-- Begin --

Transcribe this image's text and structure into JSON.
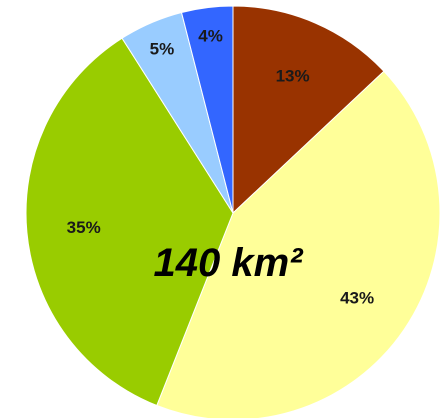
{
  "chart_data": {
    "type": "pie",
    "start": "12 o'clock",
    "direction": "clockwise",
    "slices": [
      {
        "label": "13%",
        "value": 13,
        "color": "#993300"
      },
      {
        "label": "43%",
        "value": 43,
        "color": "#FFFF99"
      },
      {
        "label": "35%",
        "value": 35,
        "color": "#99CC00"
      },
      {
        "label": "5%",
        "value": 5,
        "color": "#99CCFF"
      },
      {
        "label": "4%",
        "value": 4,
        "color": "#3366FF"
      }
    ],
    "center_label": "140 km²"
  }
}
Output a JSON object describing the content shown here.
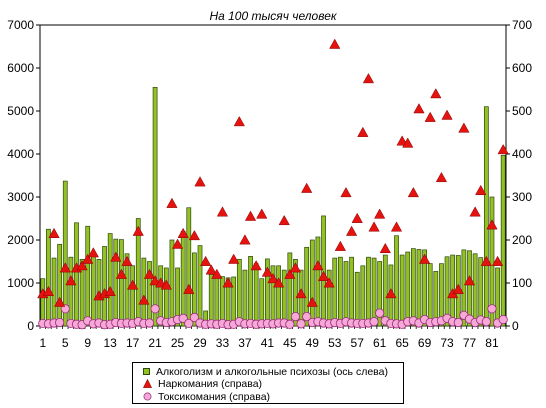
{
  "chart_data": {
    "type": "bar",
    "title": "На 100 тысяч человек",
    "x": [
      1,
      2,
      3,
      4,
      5,
      6,
      7,
      8,
      9,
      10,
      11,
      12,
      13,
      14,
      15,
      16,
      17,
      18,
      19,
      20,
      21,
      22,
      23,
      24,
      25,
      26,
      27,
      28,
      29,
      30,
      31,
      32,
      33,
      34,
      35,
      36,
      37,
      38,
      39,
      40,
      41,
      42,
      43,
      44,
      45,
      46,
      47,
      48,
      49,
      50,
      51,
      52,
      53,
      54,
      55,
      56,
      57,
      58,
      59,
      60,
      61,
      62,
      63,
      64,
      65,
      66,
      67,
      68,
      69,
      70,
      71,
      72,
      73,
      74,
      75,
      76,
      77,
      78,
      79,
      80,
      81,
      82,
      83
    ],
    "x_tick_labels": [
      "1",
      "5",
      "9",
      "13",
      "17",
      "21",
      "25",
      "29",
      "33",
      "37",
      "41",
      "45",
      "49",
      "53",
      "57",
      "61",
      "65",
      "69",
      "73",
      "77",
      "81"
    ],
    "y_left_ticks": [
      "0",
      "1000",
      "2000",
      "3000",
      "4000",
      "5000",
      "6000",
      "7000"
    ],
    "y_right_ticks": [
      "0",
      "100",
      "200",
      "300",
      "400",
      "500",
      "600",
      "700"
    ],
    "y_left_lim": [
      0,
      7000
    ],
    "y_right_lim": [
      0,
      700
    ],
    "grid": false,
    "legend_position": "bottom",
    "series": [
      {
        "name": "Алкоголизм и алкогольные психозы (ось слева)",
        "axis": "left",
        "kind": "bar",
        "color": "#93c024",
        "values": [
          1100,
          2250,
          1580,
          1900,
          3370,
          1600,
          2400,
          1550,
          2320,
          1700,
          1550,
          1850,
          2150,
          2020,
          2010,
          1680,
          1400,
          2500,
          1580,
          1500,
          5550,
          1400,
          1350,
          2000,
          1350,
          2200,
          2750,
          1700,
          1870,
          350,
          1200,
          1150,
          1150,
          1120,
          1140,
          1550,
          1300,
          1620,
          1450,
          1100,
          1560,
          1400,
          1400,
          1300,
          1700,
          1550,
          1300,
          1830,
          2000,
          2070,
          2560,
          1300,
          1580,
          1600,
          1500,
          1600,
          1250,
          1400,
          1600,
          1580,
          1500,
          1650,
          1420,
          2100,
          1650,
          1720,
          1800,
          1780,
          1770,
          1450,
          1270,
          1450,
          1610,
          1650,
          1640,
          1770,
          1750,
          1680,
          1590,
          5100,
          3000,
          1350,
          3970
        ]
      },
      {
        "name": "Наркомания (справа)",
        "axis": "right",
        "kind": "triangle",
        "color": "#e4130f",
        "values": [
          75,
          80,
          215,
          55,
          135,
          105,
          135,
          140,
          155,
          170,
          70,
          75,
          80,
          160,
          120,
          150,
          95,
          220,
          60,
          120,
          105,
          100,
          95,
          285,
          190,
          215,
          85,
          210,
          335,
          150,
          130,
          120,
          265,
          100,
          155,
          475,
          200,
          255,
          140,
          260,
          125,
          110,
          100,
          245,
          120,
          135,
          75,
          320,
          55,
          140,
          115,
          100,
          655,
          185,
          310,
          220,
          250,
          450,
          575,
          230,
          260,
          180,
          75,
          230,
          430,
          425,
          310,
          505,
          155,
          485,
          540,
          345,
          490,
          75,
          85,
          460,
          105,
          265,
          315,
          150,
          235,
          150,
          410
        ]
      },
      {
        "name": "Токсикомания (справа)",
        "axis": "right",
        "kind": "circle",
        "color": "#f6a8d8",
        "values": [
          6,
          5,
          7,
          8,
          40,
          6,
          4,
          3,
          12,
          5,
          7,
          3,
          4,
          8,
          6,
          7,
          6,
          10,
          6,
          7,
          40,
          12,
          8,
          10,
          15,
          18,
          6,
          20,
          7,
          4,
          5,
          4,
          6,
          3,
          4,
          10,
          5,
          6,
          4,
          5,
          6,
          5,
          7,
          7,
          4,
          22,
          5,
          22,
          8,
          10,
          7,
          5,
          8,
          6,
          10,
          7,
          6,
          6,
          7,
          10,
          30,
          12,
          6,
          5,
          4,
          10,
          12,
          7,
          15,
          8,
          10,
          12,
          18,
          10,
          8,
          25,
          16,
          8,
          14,
          10,
          40,
          7,
          15
        ]
      }
    ]
  }
}
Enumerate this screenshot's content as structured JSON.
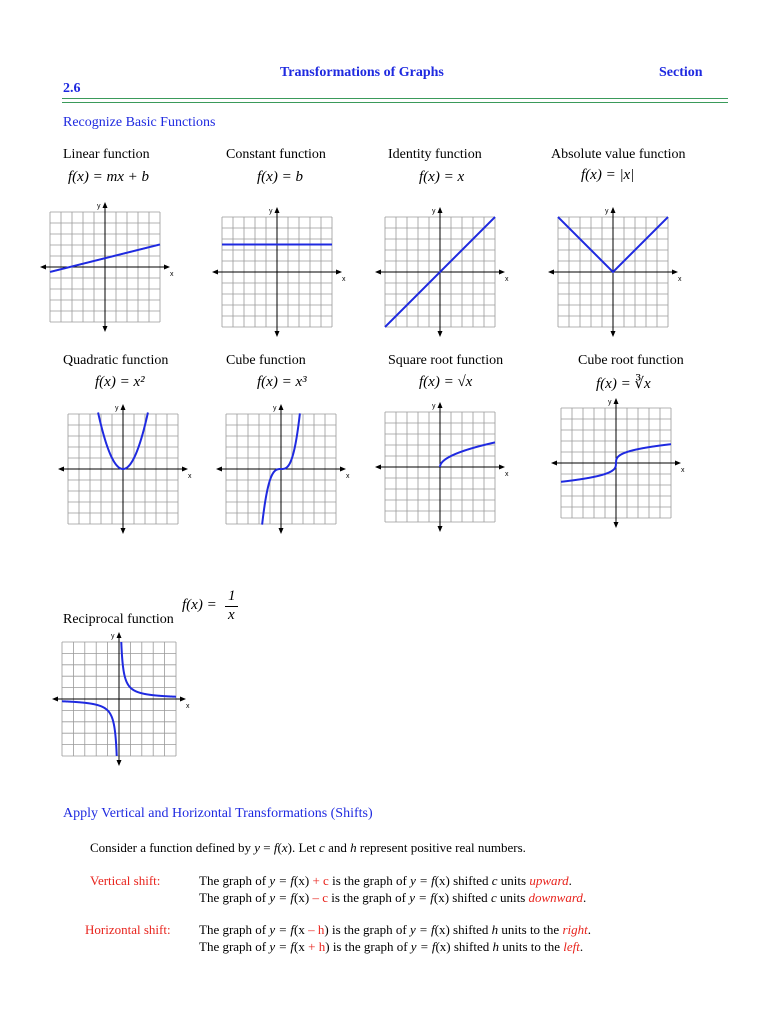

-- End --

- [What needs to be done]:
Quote the records in their entirety, keeping the wording exact and excluding pictures.

- [Result of the task]:
Transcribe this image's text and structure into JSON.
{
  "chart_data": {
    "type": "pie",
    "start": "12 o'clock",
    "direction": "clockwise",
    "slices": [
      {
        "label": "13%",
        "value": 13,
        "color": "#993300"
      },
      {
        "label": "43%",
        "value": 43,
        "color": "#FFFF99"
      },
      {
        "label": "35%",
        "value": 35,
        "color": "#99CC00"
      },
      {
        "label": "5%",
        "value": 5,
        "color": "#99CCFF"
      },
      {
        "label": "4%",
        "value": 4,
        "color": "#3366FF"
      }
    ],
    "center_label": "140 km²"
  }
}
Output a JSON object describing the content shown here.
{
  "chart_data": {
    "type": "bar",
    "title": "На 100 тысяч человек",
    "x": [
      1,
      2,
      3,
      4,
      5,
      6,
      7,
      8,
      9,
      10,
      11,
      12,
      13,
      14,
      15,
      16,
      17,
      18,
      19,
      20,
      21,
      22,
      23,
      24,
      25,
      26,
      27,
      28,
      29,
      30,
      31,
      32,
      33,
      34,
      35,
      36,
      37,
      38,
      39,
      40,
      41,
      42,
      43,
      44,
      45,
      46,
      47,
      48,
      49,
      50,
      51,
      52,
      53,
      54,
      55,
      56,
      57,
      58,
      59,
      60,
      61,
      62,
      63,
      64,
      65,
      66,
      67,
      68,
      69,
      70,
      71,
      72,
      73,
      74,
      75,
      76,
      77,
      78,
      79,
      80,
      81,
      82,
      83
    ],
    "x_tick_labels": [
      "1",
      "5",
      "9",
      "13",
      "17",
      "21",
      "25",
      "29",
      "33",
      "37",
      "41",
      "45",
      "49",
      "53",
      "57",
      "61",
      "65",
      "69",
      "73",
      "77",
      "81"
    ],
    "y_left_ticks": [
      "0",
      "1000",
      "2000",
      "3000",
      "4000",
      "5000",
      "6000",
      "7000"
    ],
    "y_right_ticks": [
      "0",
      "100",
      "200",
      "300",
      "400",
      "500",
      "600",
      "700"
    ],
    "y_left_lim": [
      0,
      7000
    ],
    "y_right_lim": [
      0,
      700
    ],
    "grid": false,
    "legend_position": "bottom",
    "series": [
      {
        "name": "Алкоголизм и алкогольные психозы (ось слева)",
        "axis": "left",
        "kind": "bar",
        "color": "#93c024",
        "values": [
          1100,
          2250,
          1580,
          1900,
          3370,
          1600,
          2400,
          1550,
          2320,
          1700,
          1550,
          1850,
          2150,
          2020,
          2010,
          1680,
          1400,
          2500,
          1580,
          1500,
          5550,
          1400,
          1350,
          2000,
          1350,
          2200,
          2750,
          1700,
          1870,
          350,
          1200,
          1150,
          1150,
          1120,
          1140,
          1550,
          1300,
          1620,
          1450,
          1100,
          1560,
          1400,
          1400,
          1300,
          1700,
          1550,
          1300,
          1830,
          2000,
          2070,
          2560,
          1300,
          1580,
          1600,
          1500,
          1600,
          1250,
          1400,
          1600,
          1580,
          1500,
          1650,
          1420,
          2100,
          1650,
          1720,
          1800,
          1780,
          1770,
          1450,
          1270,
          1450,
          1610,
          1650,
          1640,
          1770,
          1750,
          1680,
          1590,
          5100,
          3000,
          1350,
          3970
        ]
      },
      {
        "name": "Наркомания (справа)",
        "axis": "right",
        "kind": "triangle",
        "color": "#e4130f",
        "values": [
          75,
          80,
          215,
          55,
          135,
          105,
          135,
          140,
          155,
          170,
          70,
          75,
          80,
          160,
          120,
          150,
          95,
          220,
          60,
          120,
          105,
          100,
          95,
          285,
          190,
          215,
          85,
          210,
          335,
          150,
          130,
          120,
          265,
          100,
          155,
          475,
          200,
          255,
          140,
          260,
          125,
          110,
          100,
          245,
          120,
          135,
          75,
          320,
          55,
          140,
          115,
          100,
          655,
          185,
          310,
          220,
          250,
          450,
          575,
          230,
          260,
          180,
          75,
          230,
          430,
          425,
          310,
          505,
          155,
          485,
          540,
          345,
          490,
          75,
          85,
          460,
          105,
          265,
          315,
          150,
          235,
          150,
          410
        ]
      },
      {
        "name": "Токсикомания (справа)",
        "axis": "right",
        "kind": "circle",
        "color": "#f6a8d8",
        "values": [
          6,
          5,
          7,
          8,
          40,
          6,
          4,
          3,
          12,
          5,
          7,
          3,
          4,
          8,
          6,
          7,
          6,
          10,
          6,
          7,
          40,
          12,
          8,
          10,
          15,
          18,
          6,
          20,
          7,
          4,
          5,
          4,
          6,
          3,
          4,
          10,
          5,
          6,
          4,
          5,
          6,
          5,
          7,
          7,
          4,
          22,
          5,
          22,
          8,
          10,
          7,
          5,
          8,
          6,
          10,
          7,
          6,
          6,
          7,
          10,
          30,
          12,
          6,
          5,
          4,
          10,
          12,
          7,
          15,
          8,
          10,
          12,
          18,
          10,
          8,
          25,
          16,
          8,
          14,
          10,
          40,
          7,
          15
        ]
      }
    ]
  }
}
Enumerate this screenshot's content as structured JSON.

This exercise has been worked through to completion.